## SHORT EXERCISE
Pick out and copy every line below that has the word "this".
[BEGIN EXERCISE INPUT]
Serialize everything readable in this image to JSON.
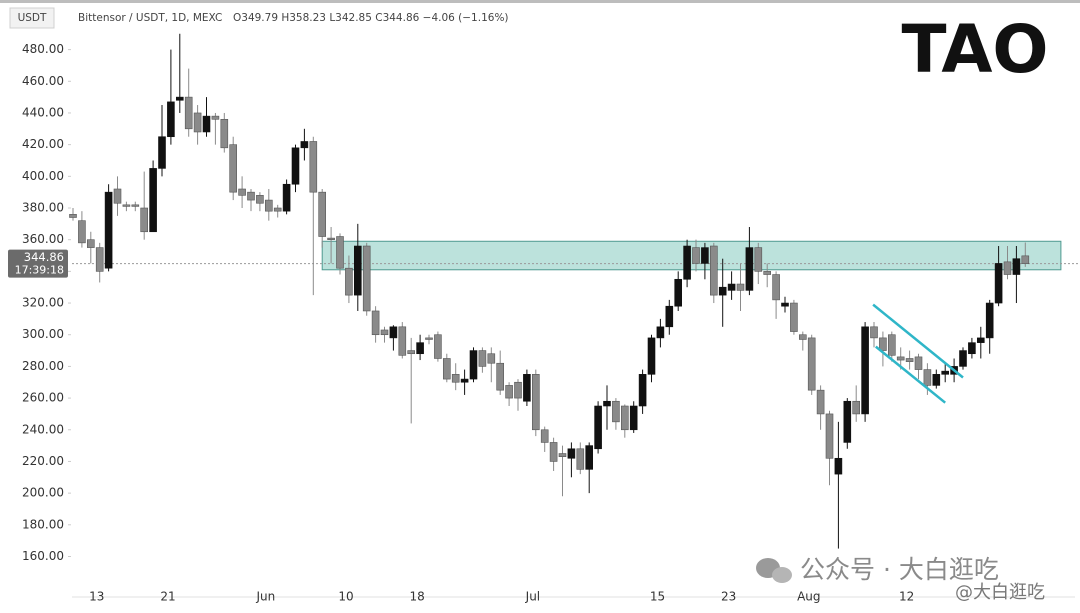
{
  "chart_data": {
    "type": "candlestick",
    "symbol_label": "USDT",
    "title": "Bittensor / USDT, 1D, MEXC",
    "quote": "O349.79 H358.23 L342.85 C344.86 −4.06 (−1.16%)",
    "badge": "TAO",
    "watermark": "公众号 · 大白逛吃",
    "watermark_handle": "@大白逛吃",
    "last_price": 344.86,
    "countdown": "17:39:18",
    "up_color": "#111111",
    "down_color": "#8a8a8a",
    "ylim": [
      142,
      505
    ],
    "yticks": [
      {
        "value": 160,
        "label": "160.00"
      },
      {
        "value": 180,
        "label": "180.00"
      },
      {
        "value": 200,
        "label": "200.00"
      },
      {
        "value": 220,
        "label": "220.00"
      },
      {
        "value": 240,
        "label": "240.00"
      },
      {
        "value": 260,
        "label": "260.00"
      },
      {
        "value": 280,
        "label": "280.00"
      },
      {
        "value": 300,
        "label": "300.00"
      },
      {
        "value": 320,
        "label": "320.00"
      },
      {
        "value": 340,
        "label": "340.00"
      },
      {
        "value": 360,
        "label": "360.00"
      },
      {
        "value": 380,
        "label": "380.00"
      },
      {
        "value": 400,
        "label": "400.00"
      },
      {
        "value": 420,
        "label": "420.00"
      },
      {
        "value": 440,
        "label": "440.00"
      },
      {
        "value": 460,
        "label": "460.00"
      },
      {
        "value": 480,
        "label": "480.00"
      }
    ],
    "zone": {
      "low": 341,
      "high": 359,
      "from": 28,
      "to": 111,
      "color": "#8fcfc4"
    },
    "trendlines": [
      {
        "x": [
          89.9,
          100
        ],
        "y": [
          319,
          273
        ],
        "color": "#2fb6c8"
      },
      {
        "x": [
          90.2,
          98
        ],
        "y": [
          292.5,
          257.1
        ],
        "color": "#2fb6c8"
      }
    ],
    "categories": [
      null,
      null,
      "13",
      null,
      null,
      null,
      null,
      null,
      null,
      null,
      "21",
      null,
      null,
      null,
      null,
      null,
      null,
      null,
      null,
      null,
      null,
      "Jun",
      null,
      null,
      null,
      null,
      null,
      null,
      null,
      null,
      "10",
      null,
      null,
      null,
      null,
      null,
      null,
      null,
      "18",
      null,
      null,
      null,
      null,
      null,
      null,
      null,
      null,
      null,
      null,
      null,
      null,
      "Jul",
      null,
      null,
      null,
      null,
      null,
      null,
      null,
      null,
      null,
      null,
      null,
      null,
      null,
      "15",
      null,
      null,
      null,
      null,
      null,
      null,
      null,
      "23",
      null,
      null,
      null,
      null,
      null,
      null,
      null,
      null,
      "Aug",
      null,
      null,
      null,
      null,
      null,
      null,
      null,
      null,
      null,
      null,
      "12",
      null,
      null,
      null,
      null,
      null,
      null,
      null,
      null,
      null,
      null,
      null,
      null,
      null,
      null
    ],
    "ohlc": [
      [
        376,
        380,
        372,
        374
      ],
      [
        372,
        378,
        355,
        358
      ],
      [
        360,
        365,
        345,
        355
      ],
      [
        355,
        358,
        333,
        340
      ],
      [
        342,
        395,
        340,
        390
      ],
      [
        392,
        400,
        375,
        383
      ],
      [
        382,
        384,
        378,
        381
      ],
      [
        382,
        384,
        378,
        381
      ],
      [
        380,
        403,
        360,
        365
      ],
      [
        365,
        410,
        365,
        405
      ],
      [
        405,
        445,
        400,
        425
      ],
      [
        425,
        480,
        420,
        447
      ],
      [
        448,
        490,
        440,
        450
      ],
      [
        450,
        468,
        425,
        430
      ],
      [
        440,
        445,
        420,
        428
      ],
      [
        428,
        450,
        425,
        438
      ],
      [
        438,
        440,
        420,
        436
      ],
      [
        436,
        440,
        415,
        418
      ],
      [
        420,
        425,
        385,
        390
      ],
      [
        392,
        400,
        380,
        388
      ],
      [
        390,
        392,
        378,
        385
      ],
      [
        388,
        390,
        378,
        383
      ],
      [
        385,
        392,
        372,
        378
      ],
      [
        380,
        382,
        374,
        378
      ],
      [
        378,
        398,
        376,
        395
      ],
      [
        395,
        420,
        390,
        418
      ],
      [
        418,
        430,
        410,
        422
      ],
      [
        422,
        425,
        325,
        390
      ],
      [
        390,
        392,
        355,
        362
      ],
      [
        361,
        368,
        345,
        360
      ],
      [
        362,
        364,
        338,
        342
      ],
      [
        342,
        350,
        320,
        325
      ],
      [
        325,
        370,
        315,
        356
      ],
      [
        356,
        358,
        312,
        315
      ],
      [
        315,
        318,
        295,
        300
      ],
      [
        303,
        305,
        295,
        300
      ],
      [
        298,
        306,
        290,
        305
      ],
      [
        305,
        308,
        285,
        287
      ],
      [
        290,
        298,
        244,
        288
      ],
      [
        288,
        300,
        284,
        295
      ],
      [
        298,
        300,
        294,
        297
      ],
      [
        300,
        302,
        283,
        285
      ],
      [
        285,
        288,
        270,
        272
      ],
      [
        275,
        282,
        265,
        270
      ],
      [
        270,
        278,
        262,
        272
      ],
      [
        272,
        292,
        270,
        290
      ],
      [
        290,
        292,
        276,
        280
      ],
      [
        288,
        292,
        270,
        282
      ],
      [
        282,
        290,
        262,
        265
      ],
      [
        268,
        270,
        255,
        260
      ],
      [
        270,
        272,
        252,
        260
      ],
      [
        258,
        278,
        255,
        275
      ],
      [
        275,
        278,
        236,
        240
      ],
      [
        240,
        242,
        226,
        232
      ],
      [
        232,
        235,
        214,
        220
      ],
      [
        225,
        230,
        198,
        223
      ],
      [
        222,
        232,
        210,
        228
      ],
      [
        228,
        232,
        212,
        215
      ],
      [
        215,
        232,
        200,
        230
      ],
      [
        228,
        258,
        225,
        255
      ],
      [
        255,
        268,
        240,
        258
      ],
      [
        258,
        260,
        240,
        245
      ],
      [
        255,
        256,
        235,
        240
      ],
      [
        240,
        258,
        238,
        255
      ],
      [
        255,
        278,
        250,
        275
      ],
      [
        275,
        300,
        270,
        298
      ],
      [
        298,
        310,
        292,
        305
      ],
      [
        305,
        322,
        300,
        318
      ],
      [
        318,
        340,
        315,
        335
      ],
      [
        335,
        360,
        330,
        356
      ],
      [
        355,
        360,
        340,
        345
      ],
      [
        345,
        358,
        335,
        355
      ],
      [
        356,
        358,
        320,
        325
      ],
      [
        325,
        348,
        305,
        330
      ],
      [
        328,
        340,
        322,
        332
      ],
      [
        332,
        345,
        315,
        328
      ],
      [
        328,
        368,
        325,
        355
      ],
      [
        355,
        358,
        332,
        340
      ],
      [
        340,
        345,
        330,
        338
      ],
      [
        338,
        340,
        310,
        322
      ],
      [
        318,
        324,
        314,
        320
      ],
      [
        320,
        322,
        300,
        302
      ],
      [
        300,
        302,
        290,
        297
      ],
      [
        298,
        300,
        262,
        265
      ],
      [
        265,
        268,
        240,
        250
      ],
      [
        250,
        252,
        205,
        222
      ],
      [
        212,
        245,
        165,
        222
      ],
      [
        232,
        260,
        228,
        258
      ],
      [
        258,
        268,
        245,
        250
      ],
      [
        250,
        308,
        245,
        305
      ],
      [
        305,
        308,
        292,
        298
      ],
      [
        298,
        302,
        280,
        290
      ],
      [
        300,
        302,
        283,
        287
      ],
      [
        286,
        292,
        278,
        284
      ],
      [
        285,
        290,
        278,
        283
      ],
      [
        286,
        288,
        272,
        278
      ],
      [
        278,
        282,
        262,
        268
      ],
      [
        268,
        278,
        266,
        275
      ],
      [
        275,
        282,
        270,
        277
      ],
      [
        275,
        285,
        270,
        280
      ],
      [
        280,
        292,
        278,
        290
      ],
      [
        288,
        298,
        285,
        295
      ],
      [
        295,
        305,
        285,
        298
      ],
      [
        298,
        322,
        288,
        320
      ],
      [
        320,
        356,
        318,
        345
      ],
      [
        346,
        356,
        335,
        338
      ],
      [
        338,
        356,
        320,
        348
      ],
      [
        349.79,
        358.23,
        342.85,
        344.86
      ]
    ]
  }
}
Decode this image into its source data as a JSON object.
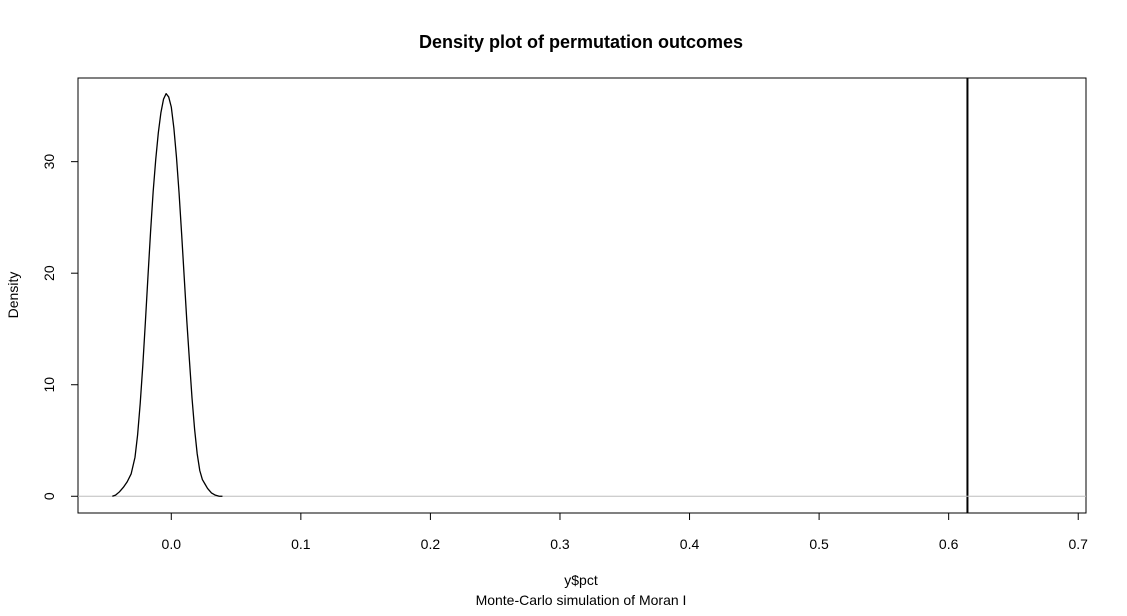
{
  "chart_data": {
    "type": "line",
    "title": "Density plot of permutation outcomes",
    "xlabel": "y$pct",
    "ylabel": "Density",
    "subtitle": "Monte-Carlo simulation of Moran I",
    "xlim": [
      -0.072,
      0.706
    ],
    "ylim": [
      -1.5,
      37.5
    ],
    "x_ticks": [
      {
        "value": 0.0,
        "label": "0.0"
      },
      {
        "value": 0.1,
        "label": "0.1"
      },
      {
        "value": 0.2,
        "label": "0.2"
      },
      {
        "value": 0.3,
        "label": "0.3"
      },
      {
        "value": 0.4,
        "label": "0.4"
      },
      {
        "value": 0.5,
        "label": "0.5"
      },
      {
        "value": 0.6,
        "label": "0.6"
      },
      {
        "value": 0.7,
        "label": "0.7"
      }
    ],
    "y_ticks": [
      {
        "value": 0,
        "label": "0"
      },
      {
        "value": 10,
        "label": "10"
      },
      {
        "value": 20,
        "label": "20"
      },
      {
        "value": 30,
        "label": "30"
      }
    ],
    "series": [
      {
        "x": [
          -0.0455,
          -0.043,
          -0.04,
          -0.037,
          -0.034,
          -0.031,
          -0.028,
          -0.026,
          -0.024,
          -0.022,
          -0.02,
          -0.018,
          -0.016,
          -0.014,
          -0.012,
          -0.01,
          -0.008,
          -0.006,
          -0.004,
          -0.002,
          0.0,
          0.002,
          0.004,
          0.006,
          0.008,
          0.01,
          0.012,
          0.014,
          0.016,
          0.018,
          0.02,
          0.022,
          0.024,
          0.026,
          0.028,
          0.031,
          0.034,
          0.037,
          0.0395
        ],
        "y": [
          0.0,
          0.1,
          0.4,
          0.8,
          1.3,
          2.0,
          3.5,
          5.5,
          8.3,
          11.7,
          15.6,
          19.7,
          23.7,
          27.3,
          30.2,
          32.6,
          34.4,
          35.6,
          36.1,
          35.8,
          34.9,
          33.0,
          30.4,
          27.2,
          23.5,
          19.6,
          15.7,
          12.2,
          8.8,
          6.0,
          3.8,
          2.3,
          1.5,
          1.1,
          0.7,
          0.3,
          0.1,
          0.0,
          0.0
        ],
        "color": "#000000"
      }
    ],
    "reference_lines": [
      {
        "orientation": "vertical",
        "x": 0.6145,
        "color": "#000000"
      },
      {
        "orientation": "horizontal",
        "y": 0,
        "color": "#bebebe"
      }
    ],
    "grid": false,
    "legend": "none"
  }
}
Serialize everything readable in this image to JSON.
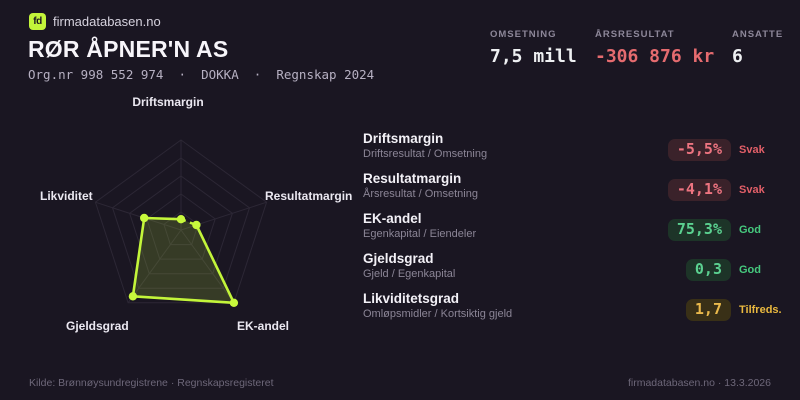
{
  "brand": {
    "logo_text": "fd",
    "site": "firmadatabasen.no",
    "accent_color": "#c3f53a"
  },
  "header": {
    "company_name": "RØR ÅPNER'N AS",
    "org_line": "Org.nr 998 552 974  ·  DOKKA  ·  Regnskap 2024"
  },
  "key_stats": [
    {
      "label": "OMSETNING",
      "value": "7,5 mill",
      "color": "#eef0f2"
    },
    {
      "label": "ÅRSRESULTAT",
      "value": "-306 876 kr",
      "color": "#e56b6f"
    },
    {
      "label": "ANSATTE",
      "value": "6",
      "color": "#eef0f2"
    }
  ],
  "chart_data": {
    "type": "radar",
    "title": "",
    "axes": [
      "Driftsmargin",
      "Resultatmargin",
      "EK-andel",
      "Gjeldsgrad",
      "Likviditet"
    ],
    "values_normalized": [
      0.12,
      0.18,
      1.0,
      0.91,
      0.43
    ],
    "values_display": [
      "-5,5%",
      "-4,1%",
      "75,3%",
      "0,3",
      "1,7"
    ],
    "statuses": [
      "Svak",
      "Svak",
      "God",
      "God",
      "Tilfredsstillende"
    ],
    "ring_fractions": [
      0.2,
      0.4,
      0.6,
      0.8,
      1.0
    ],
    "dashed_segments": [
      [
        0,
        1
      ]
    ],
    "line_color": "#c3f53a",
    "fill_color": "rgba(195,245,58,0.17)",
    "grid_color": "#2c2735",
    "legend": "none",
    "scale": [
      0,
      1
    ]
  },
  "metrics": [
    {
      "name": "Driftsmargin",
      "formula": "Driftsresultat / Omsetning",
      "value": "-5,5%",
      "status": "Svak",
      "tone": "bad"
    },
    {
      "name": "Resultatmargin",
      "formula": "Årsresultat / Omsetning",
      "value": "-4,1%",
      "status": "Svak",
      "tone": "bad"
    },
    {
      "name": "EK-andel",
      "formula": "Egenkapital / Eiendeler",
      "value": "75,3%",
      "status": "God",
      "tone": "good"
    },
    {
      "name": "Gjeldsgrad",
      "formula": "Gjeld / Egenkapital",
      "value": "0,3",
      "status": "God",
      "tone": "good"
    },
    {
      "name": "Likviditetsgrad",
      "formula": "Omløpsmidler / Kortsiktig gjeld",
      "value": "1,7",
      "status": "Tilfreds.",
      "tone": "warn"
    }
  ],
  "footer": {
    "left": "Kilde: Brønnøysundregistrene · Regnskapsregisteret",
    "right": "firmadatabasen.no · 13.3.2026"
  }
}
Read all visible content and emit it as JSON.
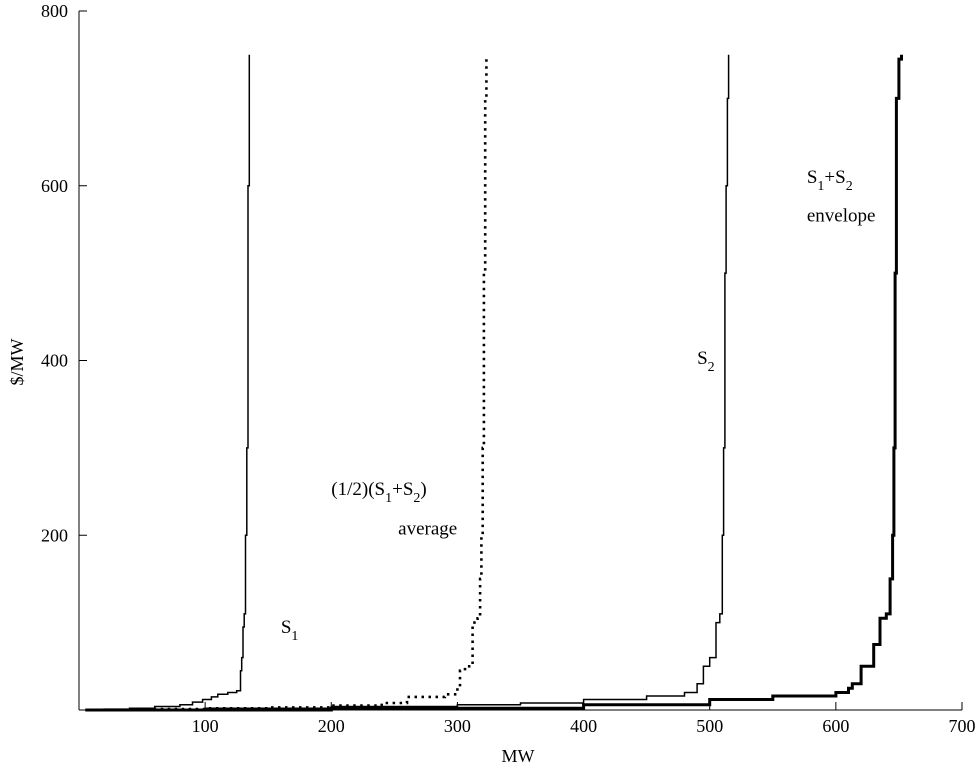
{
  "chart_data": {
    "type": "line",
    "xlabel": "MW",
    "ylabel": "$/MW",
    "xlim": [
      0,
      700
    ],
    "ylim": [
      0,
      800
    ],
    "xticks": [
      100,
      200,
      300,
      400,
      500,
      600,
      700
    ],
    "yticks": [
      200,
      400,
      600,
      800
    ],
    "grid": false,
    "legend": "none",
    "series": [
      {
        "name": "S1",
        "style": "solid-thin",
        "color": "#000000",
        "x": [
          5,
          20,
          40,
          60,
          80,
          90,
          98,
          105,
          110,
          118,
          125,
          128,
          129,
          130,
          131,
          132,
          133,
          134,
          135
        ],
        "y": [
          0,
          1,
          2,
          4,
          6,
          9,
          12,
          15,
          18,
          20,
          22,
          45,
          60,
          95,
          110,
          200,
          300,
          600,
          750
        ]
      },
      {
        "name": "(1/2)(S1+S2) average",
        "style": "dotted",
        "color": "#000000",
        "x": [
          10,
          50,
          100,
          150,
          200,
          240,
          260,
          290,
          300,
          302,
          306,
          312,
          316,
          318,
          319,
          320,
          321,
          322,
          323
        ],
        "y": [
          0,
          1,
          2,
          3,
          5,
          8,
          15,
          18,
          25,
          45,
          50,
          100,
          105,
          150,
          200,
          300,
          500,
          700,
          750
        ]
      },
      {
        "name": "S2",
        "style": "solid-thin",
        "color": "#000000",
        "x": [
          15,
          100,
          200,
          300,
          350,
          400,
          450,
          480,
          490,
          495,
          500,
          505,
          508,
          510,
          511,
          512,
          513,
          514,
          515
        ],
        "y": [
          0,
          2,
          4,
          6,
          8,
          12,
          16,
          20,
          30,
          50,
          60,
          100,
          110,
          200,
          300,
          500,
          600,
          700,
          750
        ]
      },
      {
        "name": "S1+S2 envelope",
        "style": "solid-thick",
        "color": "#000000",
        "x": [
          5,
          200,
          400,
          500,
          550,
          600,
          610,
          613,
          620,
          630,
          635,
          640,
          643,
          645,
          646,
          647,
          648,
          650,
          652
        ],
        "y": [
          0,
          2,
          6,
          12,
          16,
          20,
          25,
          30,
          50,
          75,
          105,
          110,
          150,
          200,
          300,
          500,
          700,
          745,
          750
        ]
      }
    ],
    "annotations": [
      {
        "main": "S",
        "sub": "1",
        "x": 160,
        "y": 88
      },
      {
        "main": "(1/2)(S",
        "sub": "1",
        "after": "+S",
        "sub2": "2",
        "tail": ")",
        "x": 200,
        "y": 246
      },
      {
        "line": "average",
        "x": 253,
        "y": 201
      },
      {
        "main": "S",
        "sub": "2",
        "x": 490,
        "y": 396
      },
      {
        "main": "S",
        "sub": "1",
        "after": "+S",
        "sub2": "2",
        "x": 577,
        "y": 603
      },
      {
        "line": "envelope",
        "x": 577,
        "y": 559
      }
    ]
  }
}
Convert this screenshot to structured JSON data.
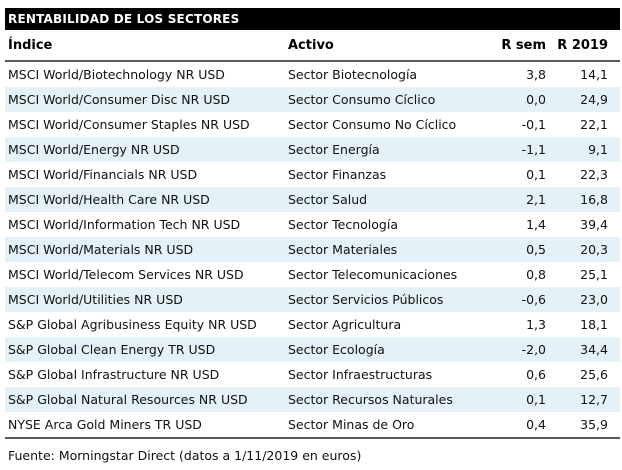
[END EXERCISE INPUT]
## WRITTEN SOLUTION
Serialize everything readable in this image to JSON.
Decode this image into its source data as a JSON object.
Serialize everything readable in this image to JSON.
Convert this screenshot to structured JSON data.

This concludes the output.